Quote the listing below in its entirety, omitting every image.

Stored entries
━━━━━━━━
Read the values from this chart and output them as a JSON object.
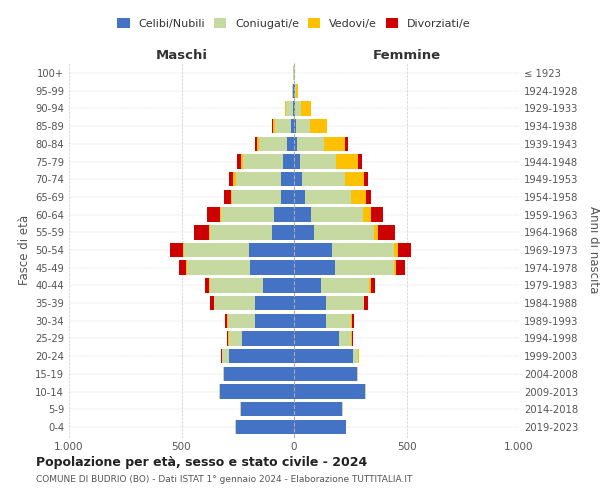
{
  "age_groups": [
    "0-4",
    "5-9",
    "10-14",
    "15-19",
    "20-24",
    "25-29",
    "30-34",
    "35-39",
    "40-44",
    "45-49",
    "50-54",
    "55-59",
    "60-64",
    "65-69",
    "70-74",
    "75-79",
    "80-84",
    "85-89",
    "90-94",
    "95-99",
    "100+"
  ],
  "birth_years": [
    "2019-2023",
    "2014-2018",
    "2009-2013",
    "2004-2008",
    "1999-2003",
    "1994-1998",
    "1989-1993",
    "1984-1988",
    "1979-1983",
    "1974-1978",
    "1969-1973",
    "1964-1968",
    "1959-1963",
    "1954-1958",
    "1949-1953",
    "1944-1948",
    "1939-1943",
    "1934-1938",
    "1929-1933",
    "1924-1928",
    "≤ 1923"
  ],
  "maschi": {
    "celibi": [
      260,
      235,
      330,
      310,
      290,
      230,
      175,
      175,
      140,
      195,
      200,
      100,
      90,
      60,
      60,
      50,
      30,
      15,
      5,
      3,
      2
    ],
    "coniugati": [
      2,
      3,
      5,
      5,
      30,
      60,
      120,
      180,
      235,
      280,
      290,
      275,
      235,
      215,
      200,
      175,
      125,
      70,
      30,
      5,
      2
    ],
    "vedovi": [
      0,
      0,
      0,
      0,
      2,
      2,
      2,
      2,
      2,
      3,
      5,
      5,
      5,
      5,
      10,
      12,
      10,
      10,
      5,
      2,
      0
    ],
    "divorziati": [
      0,
      0,
      0,
      0,
      2,
      5,
      8,
      15,
      20,
      35,
      55,
      65,
      55,
      30,
      20,
      15,
      10,
      5,
      2,
      0,
      0
    ]
  },
  "femmine": {
    "nubili": [
      230,
      215,
      315,
      280,
      260,
      200,
      140,
      140,
      120,
      180,
      170,
      90,
      75,
      50,
      35,
      25,
      15,
      10,
      5,
      3,
      2
    ],
    "coniugate": [
      2,
      3,
      5,
      5,
      25,
      55,
      115,
      170,
      215,
      265,
      275,
      265,
      230,
      205,
      190,
      160,
      120,
      60,
      25,
      5,
      2
    ],
    "vedove": [
      0,
      0,
      0,
      0,
      2,
      2,
      3,
      3,
      5,
      10,
      15,
      20,
      35,
      65,
      85,
      100,
      90,
      75,
      45,
      10,
      2
    ],
    "divorziate": [
      0,
      0,
      0,
      0,
      2,
      5,
      8,
      15,
      20,
      40,
      60,
      75,
      55,
      20,
      20,
      15,
      15,
      3,
      2,
      0,
      0
    ]
  },
  "colors": {
    "celibi": "#4472c4",
    "coniugati": "#c5d9a0",
    "vedovi": "#ffc000",
    "divorziati": "#cc0000"
  },
  "legend_labels": [
    "Celibi/Nubili",
    "Coniugati/e",
    "Vedovi/e",
    "Divorziati/e"
  ],
  "title": "Popolazione per età, sesso e stato civile - 2024",
  "subtitle": "COMUNE DI BUDRIO (BO) - Dati ISTAT 1° gennaio 2024 - Elaborazione TUTTITALIA.IT",
  "xlabel_left": "Maschi",
  "xlabel_right": "Femmine",
  "ylabel_left": "Fasce di età",
  "ylabel_right": "Anni di nascita",
  "xlim": 1000,
  "bg_color": "#ffffff",
  "grid_color": "#cccccc",
  "bar_height": 0.82
}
━━━━━━━━
- _FINAL ANSWER_:
Read the values from this chart and output them as a JSON object.
{
  "age_groups": [
    "0-4",
    "5-9",
    "10-14",
    "15-19",
    "20-24",
    "25-29",
    "30-34",
    "35-39",
    "40-44",
    "45-49",
    "50-54",
    "55-59",
    "60-64",
    "65-69",
    "70-74",
    "75-79",
    "80-84",
    "85-89",
    "90-94",
    "95-99",
    "100+"
  ],
  "birth_years": [
    "2019-2023",
    "2014-2018",
    "2009-2013",
    "2004-2008",
    "1999-2003",
    "1994-1998",
    "1989-1993",
    "1984-1988",
    "1979-1983",
    "1974-1978",
    "1969-1973",
    "1964-1968",
    "1959-1963",
    "1954-1958",
    "1949-1953",
    "1944-1948",
    "1939-1943",
    "1934-1938",
    "1929-1933",
    "1924-1928",
    "≤ 1923"
  ],
  "maschi": {
    "celibi": [
      260,
      235,
      330,
      310,
      290,
      230,
      175,
      175,
      140,
      195,
      200,
      100,
      90,
      60,
      60,
      50,
      30,
      15,
      5,
      3,
      2
    ],
    "coniugati": [
      2,
      3,
      5,
      5,
      30,
      60,
      120,
      180,
      235,
      280,
      290,
      275,
      235,
      215,
      200,
      175,
      125,
      70,
      30,
      5,
      2
    ],
    "vedovi": [
      0,
      0,
      0,
      0,
      2,
      2,
      2,
      2,
      2,
      3,
      5,
      5,
      5,
      5,
      10,
      12,
      10,
      10,
      5,
      2,
      0
    ],
    "divorziati": [
      0,
      0,
      0,
      0,
      2,
      5,
      8,
      15,
      20,
      35,
      55,
      65,
      55,
      30,
      20,
      15,
      10,
      5,
      2,
      0,
      0
    ]
  },
  "femmine": {
    "nubili": [
      230,
      215,
      315,
      280,
      260,
      200,
      140,
      140,
      120,
      180,
      170,
      90,
      75,
      50,
      35,
      25,
      15,
      10,
      5,
      3,
      2
    ],
    "coniugate": [
      2,
      3,
      5,
      5,
      25,
      55,
      115,
      170,
      215,
      265,
      275,
      265,
      230,
      205,
      190,
      160,
      120,
      60,
      25,
      5,
      2
    ],
    "vedove": [
      0,
      0,
      0,
      0,
      2,
      2,
      3,
      3,
      5,
      10,
      15,
      20,
      35,
      65,
      85,
      100,
      90,
      75,
      45,
      10,
      2
    ],
    "divorziate": [
      0,
      0,
      0,
      0,
      2,
      5,
      8,
      15,
      20,
      40,
      60,
      75,
      55,
      20,
      20,
      15,
      15,
      3,
      2,
      0,
      0
    ]
  },
  "colors": {
    "celibi": "#4472c4",
    "coniugati": "#c5d9a0",
    "vedovi": "#ffc000",
    "divorziati": "#cc0000"
  },
  "legend_labels": [
    "Celibi/Nubili",
    "Coniugati/e",
    "Vedovi/e",
    "Divorziati/e"
  ],
  "title": "Popolazione per età, sesso e stato civile - 2024",
  "subtitle": "COMUNE DI BUDRIO (BO) - Dati ISTAT 1° gennaio 2024 - Elaborazione TUTTITALIA.IT",
  "xlabel_left": "Maschi",
  "xlabel_right": "Femmine",
  "ylabel_left": "Fasce di età",
  "ylabel_right": "Anni di nascita",
  "xlim": 1000,
  "bg_color": "#ffffff",
  "grid_color": "#cccccc",
  "bar_height": 0.82
}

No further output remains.